Copy out the whole listing exactly as written, leaving the pictures behind.

• Record set:
****************

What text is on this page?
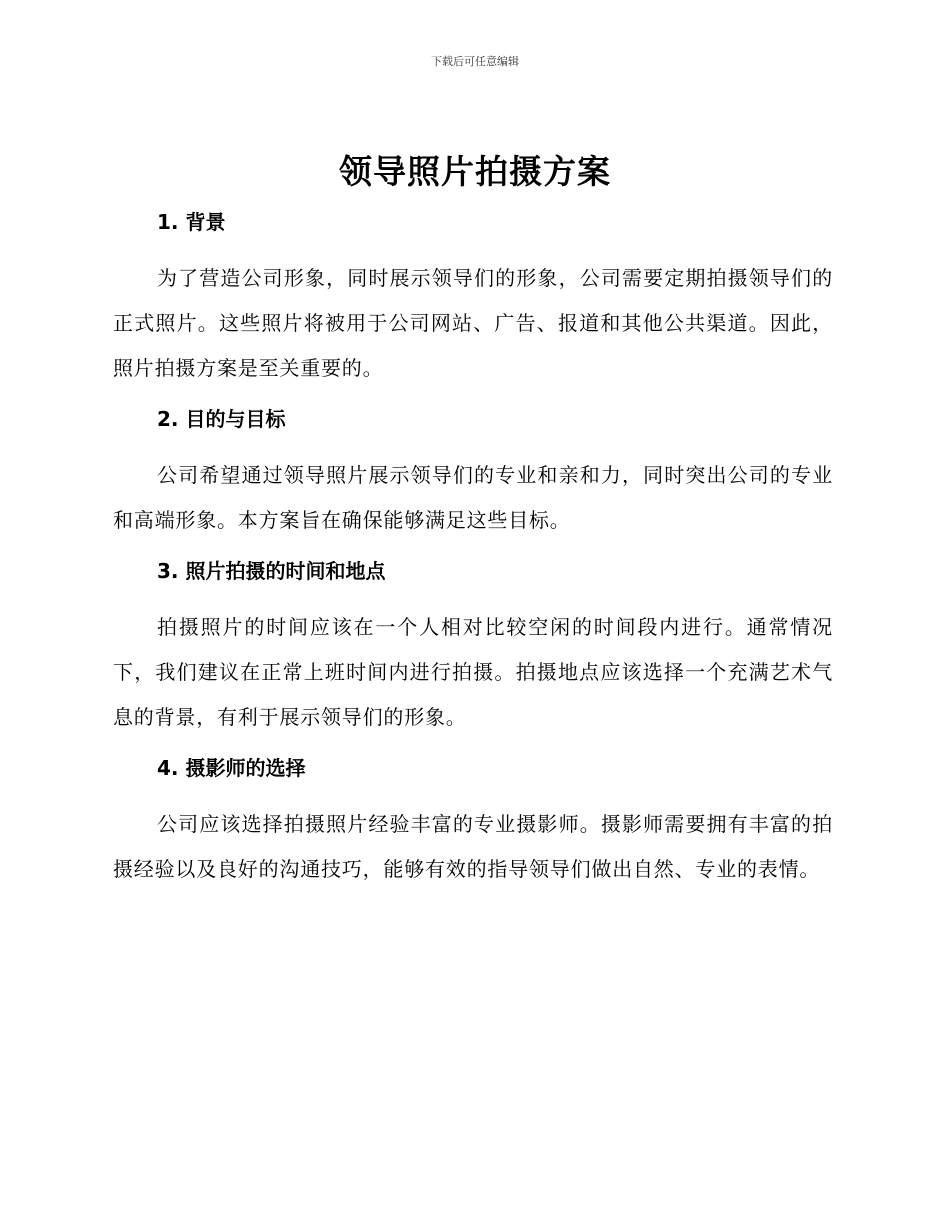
下载后可任意编辑
领导照片拍摄方案
1. 背景

为了营造公司形象，同时展示领导们的形象，公司需要定期拍摄领导们的正式照片。这些照片将被用于公司网站、广告、报道和其他公共渠道。因此，照片拍摄方案是至关重要的。

2. 目的与目标

公司希望通过领导照片展示领导们的专业和亲和力，同时突出公司的专业和高端形象。本方案旨在确保能够满足这些目标。

3. 照片拍摄的时间和地点

拍摄照片的时间应该在一个人相对比较空闲的时间段内进行。通常情况下，我们建议在正常上班时间内进行拍摄。拍摄地点应该选择一个充满艺术气息的背景，有利于展示领导们的形象。

4. 摄影师的选择

公司应该选择拍摄照片经验丰富的专业摄影师。摄影师需要拥有丰富的拍摄经验以及良好的沟通技巧，能够有效的指导领导们做出自然、专业的表情。
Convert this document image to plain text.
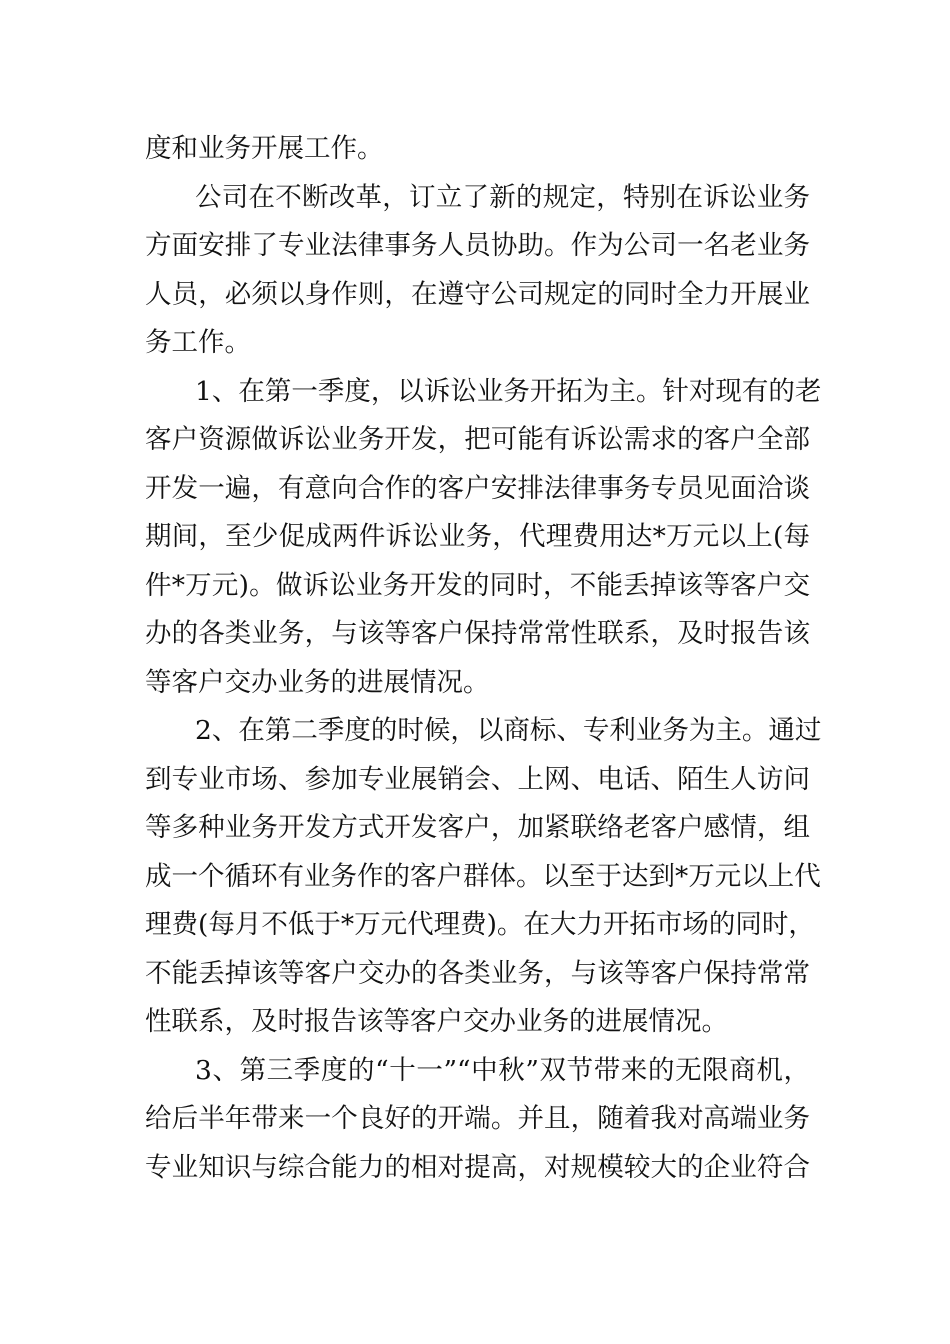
度和业务开展工作。
公司在不断改革，订立了新的规定，特别在诉讼业务
方面安排了专业法律事务人员协助。作为公司一名老业务
人员，必须以身作则，在遵守公司规定的同时全力开展业
务工作。
1、在第一季度，以诉讼业务开拓为主。针对现有的老
客户资源做诉讼业务开发，把可能有诉讼需求的客户全部
开发一遍，有意向合作的客户安排法律事务专员见面洽谈
期间，至少促成两件诉讼业务，代理费用达*万元以上(每
件*万元)。做诉讼业务开发的同时，不能丢掉该等客户交
办的各类业务，与该等客户保持常常性联系，及时报告该
等客户交办业务的进展情况。
2、在第二季度的时候，以商标、专利业务为主。通过
到专业市场、参加专业展销会、上网、电话、陌生人访问
等多种业务开发方式开发客户，加紧联络老客户感情，组
成一个循环有业务作的客户群体。以至于达到*万元以上代
理费(每月不低于*万元代理费)。在大力开拓市场的同时，
不能丢掉该等客户交办的各类业务，与该等客户保持常常
性联系，及时报告该等客户交办业务的进展情况。
3、第三季度的“十一”“中秋”双节带来的无限商机，
给后半年带来一个良好的开端。并且，随着我对高端业务
专业知识与综合能力的相对提高，对规模较大的企业符合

****************

• Exercise answer:
What text is on this page?
下载后可任意编辑
领导照片拍摄方案
1. 背景

为了营造公司形象，同时展示领导们的形象，公司需要定期拍摄领导们的正式照片。这些照片将被用于公司网站、广告、报道和其他公共渠道。因此，照片拍摄方案是至关重要的。

2. 目的与目标

公司希望通过领导照片展示领导们的专业和亲和力，同时突出公司的专业和高端形象。本方案旨在确保能够满足这些目标。

3. 照片拍摄的时间和地点

拍摄照片的时间应该在一个人相对比较空闲的时间段内进行。通常情况下，我们建议在正常上班时间内进行拍摄。拍摄地点应该选择一个充满艺术气息的背景，有利于展示领导们的形象。

4. 摄影师的选择

公司应该选择拍摄照片经验丰富的专业摄影师。摄影师需要拥有丰富的拍摄经验以及良好的沟通技巧，能够有效的指导领导们做出自然、专业的表情。
Convert this document image to plain text.
度和业务开展工作。
公司在不断改革，订立了新的规定，特别在诉讼业务
方面安排了专业法律事务人员协助。作为公司一名老业务
人员，必须以身作则，在遵守公司规定的同时全力开展业
务工作。
1、在第一季度，以诉讼业务开拓为主。针对现有的老
客户资源做诉讼业务开发，把可能有诉讼需求的客户全部
开发一遍，有意向合作的客户安排法律事务专员见面洽谈
期间，至少促成两件诉讼业务，代理费用达*万元以上(每
件*万元)。做诉讼业务开发的同时，不能丢掉该等客户交
办的各类业务，与该等客户保持常常性联系，及时报告该
等客户交办业务的进展情况。
2、在第二季度的时候，以商标、专利业务为主。通过
到专业市场、参加专业展销会、上网、电话、陌生人访问
等多种业务开发方式开发客户，加紧联络老客户感情，组
成一个循环有业务作的客户群体。以至于达到*万元以上代
理费(每月不低于*万元代理费)。在大力开拓市场的同时，
不能丢掉该等客户交办的各类业务，与该等客户保持常常
性联系，及时报告该等客户交办业务的进展情况。
3、第三季度的“十一”“中秋”双节带来的无限商机，
给后半年带来一个良好的开端。并且，随着我对高端业务
专业知识与综合能力的相对提高，对规模较大的企业符合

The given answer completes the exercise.